- _PROVIDED ENTRIES_
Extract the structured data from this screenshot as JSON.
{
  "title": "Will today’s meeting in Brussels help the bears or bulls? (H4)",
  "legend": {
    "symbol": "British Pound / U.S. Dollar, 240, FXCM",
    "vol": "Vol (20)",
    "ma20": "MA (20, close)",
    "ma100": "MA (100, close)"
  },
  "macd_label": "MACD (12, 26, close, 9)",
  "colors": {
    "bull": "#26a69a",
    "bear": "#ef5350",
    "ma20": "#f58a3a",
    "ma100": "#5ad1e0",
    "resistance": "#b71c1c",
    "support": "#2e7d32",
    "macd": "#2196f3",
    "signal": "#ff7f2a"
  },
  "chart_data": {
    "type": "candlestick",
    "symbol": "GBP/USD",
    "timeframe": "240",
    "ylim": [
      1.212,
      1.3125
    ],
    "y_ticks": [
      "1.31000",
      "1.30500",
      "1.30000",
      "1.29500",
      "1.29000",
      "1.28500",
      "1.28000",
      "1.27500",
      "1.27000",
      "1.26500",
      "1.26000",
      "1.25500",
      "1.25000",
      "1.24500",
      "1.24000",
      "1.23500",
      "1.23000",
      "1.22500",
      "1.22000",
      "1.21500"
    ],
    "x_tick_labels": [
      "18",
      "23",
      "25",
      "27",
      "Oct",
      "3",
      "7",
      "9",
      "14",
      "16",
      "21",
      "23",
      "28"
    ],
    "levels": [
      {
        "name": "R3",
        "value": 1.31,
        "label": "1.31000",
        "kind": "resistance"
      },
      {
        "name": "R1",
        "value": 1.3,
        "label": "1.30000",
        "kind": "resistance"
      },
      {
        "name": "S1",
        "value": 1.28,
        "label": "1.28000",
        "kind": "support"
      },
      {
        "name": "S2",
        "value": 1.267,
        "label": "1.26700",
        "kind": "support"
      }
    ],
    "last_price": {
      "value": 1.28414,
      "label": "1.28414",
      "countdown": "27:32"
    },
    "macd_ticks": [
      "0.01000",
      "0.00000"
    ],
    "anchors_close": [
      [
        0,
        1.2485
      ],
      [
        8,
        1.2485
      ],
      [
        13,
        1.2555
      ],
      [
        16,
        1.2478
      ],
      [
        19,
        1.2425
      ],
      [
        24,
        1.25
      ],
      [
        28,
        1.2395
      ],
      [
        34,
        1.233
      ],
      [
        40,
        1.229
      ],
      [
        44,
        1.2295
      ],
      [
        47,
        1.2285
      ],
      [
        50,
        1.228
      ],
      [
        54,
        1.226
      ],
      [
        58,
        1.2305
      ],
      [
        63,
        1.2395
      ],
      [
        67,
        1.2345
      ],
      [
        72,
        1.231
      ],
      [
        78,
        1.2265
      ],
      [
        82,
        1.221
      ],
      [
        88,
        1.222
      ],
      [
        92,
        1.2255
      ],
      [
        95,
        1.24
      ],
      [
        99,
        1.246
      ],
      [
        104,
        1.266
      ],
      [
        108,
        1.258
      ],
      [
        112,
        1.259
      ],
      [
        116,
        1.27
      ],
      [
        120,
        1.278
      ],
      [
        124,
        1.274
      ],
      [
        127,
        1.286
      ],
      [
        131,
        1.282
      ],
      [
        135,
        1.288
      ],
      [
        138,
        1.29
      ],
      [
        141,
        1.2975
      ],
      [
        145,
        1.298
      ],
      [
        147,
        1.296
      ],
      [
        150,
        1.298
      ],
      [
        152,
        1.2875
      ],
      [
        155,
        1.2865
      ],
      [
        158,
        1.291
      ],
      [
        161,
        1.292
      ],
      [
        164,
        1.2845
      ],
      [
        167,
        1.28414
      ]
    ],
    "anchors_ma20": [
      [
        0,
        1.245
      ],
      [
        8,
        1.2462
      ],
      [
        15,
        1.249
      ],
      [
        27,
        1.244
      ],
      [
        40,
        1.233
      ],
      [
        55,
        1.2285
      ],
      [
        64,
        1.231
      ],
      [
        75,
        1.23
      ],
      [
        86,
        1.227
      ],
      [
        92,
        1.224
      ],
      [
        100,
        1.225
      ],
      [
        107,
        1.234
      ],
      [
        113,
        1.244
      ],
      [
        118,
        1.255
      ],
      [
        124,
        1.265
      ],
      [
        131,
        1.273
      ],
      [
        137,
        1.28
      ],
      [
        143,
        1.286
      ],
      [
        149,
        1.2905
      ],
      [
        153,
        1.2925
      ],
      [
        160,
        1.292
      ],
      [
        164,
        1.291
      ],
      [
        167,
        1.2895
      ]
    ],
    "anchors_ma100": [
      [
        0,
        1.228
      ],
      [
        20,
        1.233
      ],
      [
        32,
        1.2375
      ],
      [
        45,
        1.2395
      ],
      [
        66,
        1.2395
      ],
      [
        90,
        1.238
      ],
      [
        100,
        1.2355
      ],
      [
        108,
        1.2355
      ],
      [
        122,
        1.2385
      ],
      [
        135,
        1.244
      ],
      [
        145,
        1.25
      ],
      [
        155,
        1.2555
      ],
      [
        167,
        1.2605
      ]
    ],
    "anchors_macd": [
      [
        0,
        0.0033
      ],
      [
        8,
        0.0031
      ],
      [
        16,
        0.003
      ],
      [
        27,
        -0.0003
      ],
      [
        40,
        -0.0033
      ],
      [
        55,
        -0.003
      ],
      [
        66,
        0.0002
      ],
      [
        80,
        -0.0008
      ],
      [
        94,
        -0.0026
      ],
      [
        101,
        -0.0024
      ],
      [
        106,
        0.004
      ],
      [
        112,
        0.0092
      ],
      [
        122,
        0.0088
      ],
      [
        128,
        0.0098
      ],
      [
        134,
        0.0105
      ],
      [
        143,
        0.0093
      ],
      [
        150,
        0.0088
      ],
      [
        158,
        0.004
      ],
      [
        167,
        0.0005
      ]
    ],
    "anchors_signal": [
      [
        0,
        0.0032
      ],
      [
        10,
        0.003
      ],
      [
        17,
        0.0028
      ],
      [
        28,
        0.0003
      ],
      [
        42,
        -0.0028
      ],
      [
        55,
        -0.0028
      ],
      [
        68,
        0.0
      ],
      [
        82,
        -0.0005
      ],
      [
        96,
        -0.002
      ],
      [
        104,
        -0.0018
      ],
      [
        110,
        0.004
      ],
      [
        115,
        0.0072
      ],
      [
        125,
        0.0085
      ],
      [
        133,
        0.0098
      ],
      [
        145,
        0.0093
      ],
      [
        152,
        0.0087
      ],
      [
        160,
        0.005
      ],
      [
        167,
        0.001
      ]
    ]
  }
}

- _DIRECTIVE_
Copy the data above exactly. Every line must be included.

- _WRITTEN RESPONSE_
Extract the structured data from this screenshot as JSON.
{
  "title": "Will today’s meeting in Brussels help the bears or bulls? (H4)",
  "legend": {
    "symbol": "British Pound / U.S. Dollar, 240, FXCM",
    "vol": "Vol (20)",
    "ma20": "MA (20, close)",
    "ma100": "MA (100, close)"
  },
  "macd_label": "MACD (12, 26, close, 9)",
  "colors": {
    "bull": "#26a69a",
    "bear": "#ef5350",
    "ma20": "#f58a3a",
    "ma100": "#5ad1e0",
    "resistance": "#b71c1c",
    "support": "#2e7d32",
    "macd": "#2196f3",
    "signal": "#ff7f2a"
  },
  "chart_data": {
    "type": "candlestick",
    "symbol": "GBP/USD",
    "timeframe": "240",
    "ylim": [
      1.212,
      1.3125
    ],
    "y_ticks": [
      "1.31000",
      "1.30500",
      "1.30000",
      "1.29500",
      "1.29000",
      "1.28500",
      "1.28000",
      "1.27500",
      "1.27000",
      "1.26500",
      "1.26000",
      "1.25500",
      "1.25000",
      "1.24500",
      "1.24000",
      "1.23500",
      "1.23000",
      "1.22500",
      "1.22000",
      "1.21500"
    ],
    "x_tick_labels": [
      "18",
      "23",
      "25",
      "27",
      "Oct",
      "3",
      "7",
      "9",
      "14",
      "16",
      "21",
      "23",
      "28"
    ],
    "levels": [
      {
        "name": "R3",
        "value": 1.31,
        "label": "1.31000",
        "kind": "resistance"
      },
      {
        "name": "R1",
        "value": 1.3,
        "label": "1.30000",
        "kind": "resistance"
      },
      {
        "name": "S1",
        "value": 1.28,
        "label": "1.28000",
        "kind": "support"
      },
      {
        "name": "S2",
        "value": 1.267,
        "label": "1.26700",
        "kind": "support"
      }
    ],
    "last_price": {
      "value": 1.28414,
      "label": "1.28414",
      "countdown": "27:32"
    },
    "macd_ticks": [
      "0.01000",
      "0.00000"
    ],
    "anchors_close": [
      [
        0,
        1.2485
      ],
      [
        8,
        1.2485
      ],
      [
        13,
        1.2555
      ],
      [
        16,
        1.2478
      ],
      [
        19,
        1.2425
      ],
      [
        24,
        1.25
      ],
      [
        28,
        1.2395
      ],
      [
        34,
        1.233
      ],
      [
        40,
        1.229
      ],
      [
        44,
        1.2295
      ],
      [
        47,
        1.2285
      ],
      [
        50,
        1.228
      ],
      [
        54,
        1.226
      ],
      [
        58,
        1.2305
      ],
      [
        63,
        1.2395
      ],
      [
        67,
        1.2345
      ],
      [
        72,
        1.231
      ],
      [
        78,
        1.2265
      ],
      [
        82,
        1.221
      ],
      [
        88,
        1.222
      ],
      [
        92,
        1.2255
      ],
      [
        95,
        1.24
      ],
      [
        99,
        1.246
      ],
      [
        104,
        1.266
      ],
      [
        108,
        1.258
      ],
      [
        112,
        1.259
      ],
      [
        116,
        1.27
      ],
      [
        120,
        1.278
      ],
      [
        124,
        1.274
      ],
      [
        127,
        1.286
      ],
      [
        131,
        1.282
      ],
      [
        135,
        1.288
      ],
      [
        138,
        1.29
      ],
      [
        141,
        1.2975
      ],
      [
        145,
        1.298
      ],
      [
        147,
        1.296
      ],
      [
        150,
        1.298
      ],
      [
        152,
        1.2875
      ],
      [
        155,
        1.2865
      ],
      [
        158,
        1.291
      ],
      [
        161,
        1.292
      ],
      [
        164,
        1.2845
      ],
      [
        167,
        1.28414
      ]
    ],
    "anchors_ma20": [
      [
        0,
        1.245
      ],
      [
        8,
        1.2462
      ],
      [
        15,
        1.249
      ],
      [
        27,
        1.244
      ],
      [
        40,
        1.233
      ],
      [
        55,
        1.2285
      ],
      [
        64,
        1.231
      ],
      [
        75,
        1.23
      ],
      [
        86,
        1.227
      ],
      [
        92,
        1.224
      ],
      [
        100,
        1.225
      ],
      [
        107,
        1.234
      ],
      [
        113,
        1.244
      ],
      [
        118,
        1.255
      ],
      [
        124,
        1.265
      ],
      [
        131,
        1.273
      ],
      [
        137,
        1.28
      ],
      [
        143,
        1.286
      ],
      [
        149,
        1.2905
      ],
      [
        153,
        1.2925
      ],
      [
        160,
        1.292
      ],
      [
        164,
        1.291
      ],
      [
        167,
        1.2895
      ]
    ],
    "anchors_ma100": [
      [
        0,
        1.228
      ],
      [
        20,
        1.233
      ],
      [
        32,
        1.2375
      ],
      [
        45,
        1.2395
      ],
      [
        66,
        1.2395
      ],
      [
        90,
        1.238
      ],
      [
        100,
        1.2355
      ],
      [
        108,
        1.2355
      ],
      [
        122,
        1.2385
      ],
      [
        135,
        1.244
      ],
      [
        145,
        1.25
      ],
      [
        155,
        1.2555
      ],
      [
        167,
        1.2605
      ]
    ],
    "anchors_macd": [
      [
        0,
        0.0033
      ],
      [
        8,
        0.0031
      ],
      [
        16,
        0.003
      ],
      [
        27,
        -0.0003
      ],
      [
        40,
        -0.0033
      ],
      [
        55,
        -0.003
      ],
      [
        66,
        0.0002
      ],
      [
        80,
        -0.0008
      ],
      [
        94,
        -0.0026
      ],
      [
        101,
        -0.0024
      ],
      [
        106,
        0.004
      ],
      [
        112,
        0.0092
      ],
      [
        122,
        0.0088
      ],
      [
        128,
        0.0098
      ],
      [
        134,
        0.0105
      ],
      [
        143,
        0.0093
      ],
      [
        150,
        0.0088
      ],
      [
        158,
        0.004
      ],
      [
        167,
        0.0005
      ]
    ],
    "anchors_signal": [
      [
        0,
        0.0032
      ],
      [
        10,
        0.003
      ],
      [
        17,
        0.0028
      ],
      [
        28,
        0.0003
      ],
      [
        42,
        -0.0028
      ],
      [
        55,
        -0.0028
      ],
      [
        68,
        0.0
      ],
      [
        82,
        -0.0005
      ],
      [
        96,
        -0.002
      ],
      [
        104,
        -0.0018
      ],
      [
        110,
        0.004
      ],
      [
        115,
        0.0072
      ],
      [
        125,
        0.0085
      ],
      [
        133,
        0.0098
      ],
      [
        145,
        0.0093
      ],
      [
        152,
        0.0087
      ],
      [
        160,
        0.005
      ],
      [
        167,
        0.001
      ]
    ]
  }
}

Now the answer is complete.